Exercise description: Give the listing again in full, exactly as written.

Given entries:

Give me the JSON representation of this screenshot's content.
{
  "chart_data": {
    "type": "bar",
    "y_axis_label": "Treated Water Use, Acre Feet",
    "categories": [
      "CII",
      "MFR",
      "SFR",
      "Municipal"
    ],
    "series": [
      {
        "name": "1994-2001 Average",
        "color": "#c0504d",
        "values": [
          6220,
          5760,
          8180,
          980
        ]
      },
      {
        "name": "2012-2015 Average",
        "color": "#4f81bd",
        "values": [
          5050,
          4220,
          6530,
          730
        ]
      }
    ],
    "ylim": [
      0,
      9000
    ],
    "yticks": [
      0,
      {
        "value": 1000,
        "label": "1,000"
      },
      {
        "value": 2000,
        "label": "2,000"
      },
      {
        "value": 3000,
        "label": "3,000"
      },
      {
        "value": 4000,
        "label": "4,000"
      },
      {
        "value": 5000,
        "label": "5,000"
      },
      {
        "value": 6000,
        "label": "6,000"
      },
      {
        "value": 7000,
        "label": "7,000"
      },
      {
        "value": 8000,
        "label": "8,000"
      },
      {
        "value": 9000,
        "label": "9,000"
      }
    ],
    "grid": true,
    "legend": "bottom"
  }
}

Completed task:
Give me the JSON representation of this screenshot's content.
{
  "chart_data": {
    "type": "bar",
    "y_axis_label": "Treated Water Use, Acre Feet",
    "categories": [
      "CII",
      "MFR",
      "SFR",
      "Municipal"
    ],
    "series": [
      {
        "name": "1994-2001 Average",
        "color": "#c0504d",
        "values": [
          6220,
          5760,
          8180,
          980
        ]
      },
      {
        "name": "2012-2015 Average",
        "color": "#4f81bd",
        "values": [
          5050,
          4220,
          6530,
          730
        ]
      }
    ],
    "ylim": [
      0,
      9000
    ],
    "yticks": [
      0,
      {
        "value": 1000,
        "label": "1,000"
      },
      {
        "value": 2000,
        "label": "2,000"
      },
      {
        "value": 3000,
        "label": "3,000"
      },
      {
        "value": 4000,
        "label": "4,000"
      },
      {
        "value": 5000,
        "label": "5,000"
      },
      {
        "value": 6000,
        "label": "6,000"
      },
      {
        "value": 7000,
        "label": "7,000"
      },
      {
        "value": 8000,
        "label": "8,000"
      },
      {
        "value": 9000,
        "label": "9,000"
      }
    ],
    "grid": true,
    "legend": "bottom"
  }
}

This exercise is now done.